# GIVEN INFORMATION start
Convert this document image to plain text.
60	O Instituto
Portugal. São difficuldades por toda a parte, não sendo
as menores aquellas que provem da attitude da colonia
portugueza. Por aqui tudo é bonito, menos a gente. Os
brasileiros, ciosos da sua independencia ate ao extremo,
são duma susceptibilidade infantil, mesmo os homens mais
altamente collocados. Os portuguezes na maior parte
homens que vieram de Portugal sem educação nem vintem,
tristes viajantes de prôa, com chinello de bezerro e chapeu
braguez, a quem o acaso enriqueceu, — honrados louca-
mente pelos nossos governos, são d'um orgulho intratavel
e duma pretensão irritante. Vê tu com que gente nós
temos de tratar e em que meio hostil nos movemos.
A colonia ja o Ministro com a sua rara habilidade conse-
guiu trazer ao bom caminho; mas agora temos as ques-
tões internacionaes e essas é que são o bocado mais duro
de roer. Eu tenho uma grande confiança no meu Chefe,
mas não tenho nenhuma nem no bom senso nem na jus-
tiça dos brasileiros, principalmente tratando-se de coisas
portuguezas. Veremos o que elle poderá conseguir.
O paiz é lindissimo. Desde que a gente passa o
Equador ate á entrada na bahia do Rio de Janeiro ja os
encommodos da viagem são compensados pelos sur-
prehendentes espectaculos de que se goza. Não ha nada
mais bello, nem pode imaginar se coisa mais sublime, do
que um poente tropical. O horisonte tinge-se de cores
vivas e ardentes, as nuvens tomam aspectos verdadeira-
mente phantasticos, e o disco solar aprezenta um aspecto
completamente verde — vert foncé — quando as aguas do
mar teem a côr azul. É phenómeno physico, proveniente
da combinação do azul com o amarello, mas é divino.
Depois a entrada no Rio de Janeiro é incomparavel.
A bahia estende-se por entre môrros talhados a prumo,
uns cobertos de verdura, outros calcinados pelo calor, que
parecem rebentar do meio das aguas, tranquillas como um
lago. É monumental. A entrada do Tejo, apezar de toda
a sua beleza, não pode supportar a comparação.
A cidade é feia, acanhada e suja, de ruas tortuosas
# GIVEN INFORMATION end
_SHORT TASK_
Set all of the entries down again, exactly as they were given.

_THE REPLY_
Convert this document image to plain text.
60	O Instituto
Portugal. São difficuldades por toda a parte, não sendo
as menores aquellas que provem da attitude da colonia
portugueza. Por aqui tudo é bonito, menos a gente. Os
brasileiros, ciosos da sua independencia ate ao extremo,
são duma susceptibilidade infantil, mesmo os homens mais
altamente collocados. Os portuguezes na maior parte
homens que vieram de Portugal sem educação nem vintem,
tristes viajantes de prôa, com chinello de bezerro e chapeu
braguez, a quem o acaso enriqueceu, — honrados louca-
mente pelos nossos governos, são d'um orgulho intratavel
e duma pretensão irritante. Vê tu com que gente nós
temos de tratar e em que meio hostil nos movemos.
A colonia ja o Ministro com a sua rara habilidade conse-
guiu trazer ao bom caminho; mas agora temos as ques-
tões internacionaes e essas é que são o bocado mais duro
de roer. Eu tenho uma grande confiança no meu Chefe,
mas não tenho nenhuma nem no bom senso nem na jus-
tiça dos brasileiros, principalmente tratando-se de coisas
portuguezas. Veremos o que elle poderá conseguir.
O paiz é lindissimo. Desde que a gente passa o
Equador ate á entrada na bahia do Rio de Janeiro ja os
encommodos da viagem são compensados pelos sur-
prehendentes espectaculos de que se goza. Não ha nada
mais bello, nem pode imaginar se coisa mais sublime, do
que um poente tropical. O horisonte tinge-se de cores
vivas e ardentes, as nuvens tomam aspectos verdadeira-
mente phantasticos, e o disco solar aprezenta um aspecto
completamente verde — vert foncé — quando as aguas do
mar teem a côr azul. É phenómeno physico, proveniente
da combinação do azul com o amarello, mas é divino.
Depois a entrada no Rio de Janeiro é incomparavel.
A bahia estende-se por entre môrros talhados a prumo,
uns cobertos de verdura, outros calcinados pelo calor, que
parecem rebentar do meio das aguas, tranquillas como um
lago. É monumental. A entrada do Tejo, apezar de toda
a sua beleza, não pode supportar a comparação.
A cidade é feia, acanhada e suja, de ruas tortuosas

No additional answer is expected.